-- ESTRATTO DELLA PAGINA --
━━━

La Commissione comunale per l’alimentazione si occupa poi del censimento di pollame e altri animali di bassa corte: a Bagnacavallo ne risultano 72.482 nel marzo 1943 [17]. Data la scarsità di carni suine e bovine, diventa fondamentale l’apporto delle carni bianche e di conseguenza anche il controllo sulla loro produzione e distribuzione. I commercianti incaricati hanno il compito di raccogliere pollame e conigli – ad eccezione di quelli concessi per il fabbisogno familiare – secondo le quantità stabilite dalla Sepral che poi ne disciplina la vendita [18]. Talvolta sono le stesse commissioni comunali che richiedono alla Sepral di poter obbligare gli allevatori di animali di bassa corte a mettere a disposizione della popolazione «una piccola percentuale di pollame» [19] o che prendono in esame la vendita di pollame e conigli data la insufficiente razione di carne bovina [20].

La scelta di censire anche patate, fagioli, altri legumi, uova e carni bianche dà l’idea dell’importanza, in assenza di altri alimenti, che questi prodotti assumono nella dieta degli italiani durante il periodo bellico, soprattutto per il loro valore proteico [21]. «È necessario tenere in efficienza il lavoro del pollame che nelle attuali contingenze è utile all’economia di guerra», suggerisce l’importante ditta di Russi Fratelli Babini [22] che a causa della carenza di mangimi arriva a trovarsi «da qualche tempo in serie difficoltà per poter mantenere attivo un importante ramo della propria attività, quello cioè riguardante la produzione della carne di pollame» [23].

2. Voce del verbo mancare

Oltre a verificare ciò di cui dispone il territorio, le amministrazioni comunali, proprio perché a stretto e diretto contatto con la popolazione, sono le prime a riscontrare ciò che manca e, dunque, ad avere il quadro della condizione alimentare locale. Si preoccupano di segnalare agli organi competenti le carenze e le mancanze e a chiedere interventi.

Il commissario prefettizio di Bagnacavallo, comune in gran parte rurale che conta quasi 17.000 abitanti e in cui si allevano animali di ogni specie, informa nella primavera 1942 che ci sarebbe bisogno di un’assegnazione di mangimi di ben più di 200 quintali.

Infatti qui si hanno, regolarmente denunciate, 400 vacche lattifere, 320 scrofe, 1100 maiali da allevamento, e si è verificato l’inconveniente che covate di maialetti sono andate perdute, perché, causa la mancanza di mangimi, la scrofa non aveva latte sufficiente all’allevamento della prole [24].

━━━

-- DATI FORNITI --
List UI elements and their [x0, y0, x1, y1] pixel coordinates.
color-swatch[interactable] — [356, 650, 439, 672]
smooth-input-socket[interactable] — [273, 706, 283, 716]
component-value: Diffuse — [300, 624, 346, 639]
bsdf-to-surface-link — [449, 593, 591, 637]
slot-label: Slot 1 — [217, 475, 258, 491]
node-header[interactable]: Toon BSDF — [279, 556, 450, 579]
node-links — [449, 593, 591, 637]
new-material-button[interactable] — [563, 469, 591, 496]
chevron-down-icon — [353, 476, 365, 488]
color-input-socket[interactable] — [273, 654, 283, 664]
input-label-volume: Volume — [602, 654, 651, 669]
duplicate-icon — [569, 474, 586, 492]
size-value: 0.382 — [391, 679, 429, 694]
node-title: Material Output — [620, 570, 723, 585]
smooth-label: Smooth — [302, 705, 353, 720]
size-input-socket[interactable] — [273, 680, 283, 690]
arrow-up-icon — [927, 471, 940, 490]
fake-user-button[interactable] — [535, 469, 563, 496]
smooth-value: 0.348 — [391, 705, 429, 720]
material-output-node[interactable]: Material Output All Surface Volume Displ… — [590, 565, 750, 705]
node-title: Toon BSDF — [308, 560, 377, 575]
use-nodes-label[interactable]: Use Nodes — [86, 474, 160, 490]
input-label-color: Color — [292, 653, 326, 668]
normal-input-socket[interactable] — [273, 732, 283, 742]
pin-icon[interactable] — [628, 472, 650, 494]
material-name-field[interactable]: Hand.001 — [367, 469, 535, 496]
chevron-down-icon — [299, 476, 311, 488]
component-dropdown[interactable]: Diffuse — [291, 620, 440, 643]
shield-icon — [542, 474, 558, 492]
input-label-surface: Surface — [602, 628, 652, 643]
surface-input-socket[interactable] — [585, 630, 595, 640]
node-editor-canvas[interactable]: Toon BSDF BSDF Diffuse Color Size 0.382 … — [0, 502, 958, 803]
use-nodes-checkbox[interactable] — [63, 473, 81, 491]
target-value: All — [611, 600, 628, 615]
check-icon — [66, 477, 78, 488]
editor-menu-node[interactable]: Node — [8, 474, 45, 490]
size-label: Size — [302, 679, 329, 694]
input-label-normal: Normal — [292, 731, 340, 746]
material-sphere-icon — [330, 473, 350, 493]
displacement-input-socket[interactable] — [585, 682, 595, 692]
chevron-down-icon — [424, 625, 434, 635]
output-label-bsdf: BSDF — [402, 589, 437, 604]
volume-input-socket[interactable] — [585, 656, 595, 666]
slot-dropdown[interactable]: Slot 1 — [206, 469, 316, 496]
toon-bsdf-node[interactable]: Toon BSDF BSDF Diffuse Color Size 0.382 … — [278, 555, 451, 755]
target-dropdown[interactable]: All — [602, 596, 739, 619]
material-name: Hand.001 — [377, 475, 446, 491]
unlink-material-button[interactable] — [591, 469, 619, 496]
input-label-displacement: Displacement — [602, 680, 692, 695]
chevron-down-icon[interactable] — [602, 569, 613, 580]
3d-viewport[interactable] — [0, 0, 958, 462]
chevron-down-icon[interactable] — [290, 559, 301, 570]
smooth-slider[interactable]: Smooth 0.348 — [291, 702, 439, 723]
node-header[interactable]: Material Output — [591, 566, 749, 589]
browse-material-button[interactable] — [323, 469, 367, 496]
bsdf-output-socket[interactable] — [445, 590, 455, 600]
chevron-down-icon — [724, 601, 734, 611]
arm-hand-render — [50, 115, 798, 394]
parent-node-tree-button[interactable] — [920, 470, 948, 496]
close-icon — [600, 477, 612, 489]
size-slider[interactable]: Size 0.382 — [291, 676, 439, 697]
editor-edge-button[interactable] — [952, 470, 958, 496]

━━━

-- OBIETTIVI --
1. Rispondi a queste domande sull'estratto:
(a) Quanti animali di bassa corte risultano a Bagnacavallo nel marzo 1943?
(b) Quanti abitanti conta all'incirca Bagnacavallo?
(c) Quante vacche lattifere risultano regolarmente denunciate a Bagnacavallo?
2. Modifica le righe dei record dall'inizio fino a quella con "size-input-socket[interactable] — [273, 680, 283, 690]", inclusa, sostituendo "Slot 1" con "Slot 2" e lasciando invariato tutto il resto. Riporta solo queste righe.
L'estratto e i record sono indipendenti l'uno dagli altri.

-- LE RISPOSTE --
1.
(a) 72.482
(b) Quasi 17.000
(c) 400

2.
List UI elements and their [x0, y0, x1, y1] pixel coordinates.
color-swatch[interactable] — [356, 650, 439, 672]
smooth-input-socket[interactable] — [273, 706, 283, 716]
component-value: Diffuse — [300, 624, 346, 639]
bsdf-to-surface-link — [449, 593, 591, 637]
slot-label: Slot 2 — [217, 475, 258, 491]
node-header[interactable]: Toon BSDF — [279, 556, 450, 579]
node-links — [449, 593, 591, 637]
new-material-button[interactable] — [563, 469, 591, 496]
chevron-down-icon — [353, 476, 365, 488]
color-input-socket[interactable] — [273, 654, 283, 664]
input-label-volume: Volume — [602, 654, 651, 669]
duplicate-icon — [569, 474, 586, 492]
size-value: 0.382 — [391, 679, 429, 694]
node-title: Material Output — [620, 570, 723, 585]
smooth-label: Smooth — [302, 705, 353, 720]
size-input-socket[interactable] — [273, 680, 283, 690]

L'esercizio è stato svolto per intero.